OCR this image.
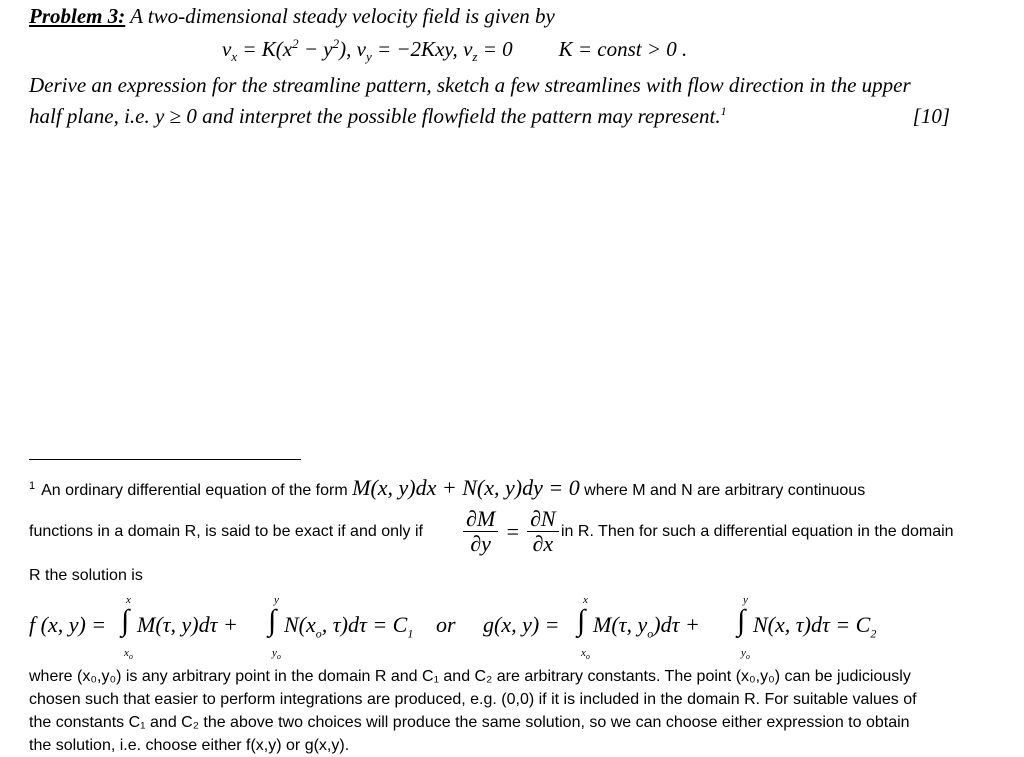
Problem 3: A two-dimensional steady velocity field is given by
$v_x = K(x^2 - y^2)$, $v_y = -2Kxy$, $v_z = 0$ K = const > 0 .
Derive an expression for the streamline pattern, sketch a few streamlines with flow direction in the upper
half plane, i.e. y ≥ 0 and interpret the possible flowfield the pattern may represent.$^1$	[10]
$^1$ An ordinary differential equation of the form M(x, y)dx + N(x, y)dy = 0 where M and N are arbitrary continuous
functions in a domain R, is said to be exact if and only if $\frac{\partial M}{\partial y} = \frac{\partial N}{\partial x}$ in R. Then for such a differential equation in the domain
R the solution is
f (x, y) = ∫
x
$x_o$
M(τ, y)dτ + ∫
y
$y_o$
$N(x_o$, $\tau)d\tau = C_1$ or g(x, y) = ∫
x
$x_o$
M(τ, $y_o)d\tau$ + ∫
y
$y_o$
N(x, $\tau)d\tau = C_2$
where (x₀,y₀) is any arbitrary point in the domain R and C₁ and C₂ are arbitrary constants. The point (x₀,y₀) can be judiciously
chosen such that easier to perform integrations are produced, e.g. (0,0) if it is included in the domain R. For suitable values of
the constants C₁ and C₂ the above two choices will produce the same solution, so we can choose either expression to obtain
the solution, i.e. choose either f(x,y) or g(x,y).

####

**Set problem**
Copy every entry word for word, but omit the pictures.

**Solved exercise**
OCR this image.
Problem 3: A two-dimensional steady velocity field is given by
$v_x = K(x^2 - y^2)$, $v_y = -2Kxy$, $v_z = 0$ K = const > 0 .
Derive an expression for the streamline pattern, sketch a few streamlines with flow direction in the upper
half plane, i.e. y ≥ 0 and interpret the possible flowfield the pattern may represent.$^1$	[10]
$^1$ An ordinary differential equation of the form M(x, y)dx + N(x, y)dy = 0 where M and N are arbitrary continuous
functions in a domain R, is said to be exact if and only if $\frac{\partial M}{\partial y} = \frac{\partial N}{\partial x}$ in R. Then for such a differential equation in the domain
R the solution is
f (x, y) = ∫
x
$x_o$
M(τ, y)dτ + ∫
y
$y_o$
$N(x_o$, $\tau)d\tau = C_1$ or g(x, y) = ∫
x
$x_o$
M(τ, $y_o)d\tau$ + ∫
y
$y_o$
N(x, $\tau)d\tau = C_2$
where (x₀,y₀) is any arbitrary point in the domain R and C₁ and C₂ are arbitrary constants. The point (x₀,y₀) can be judiciously
chosen such that easier to perform integrations are produced, e.g. (0,0) if it is included in the domain R. For suitable values of
the constants C₁ and C₂ the above two choices will produce the same solution, so we can choose either expression to obtain
the solution, i.e. choose either f(x,y) or g(x,y).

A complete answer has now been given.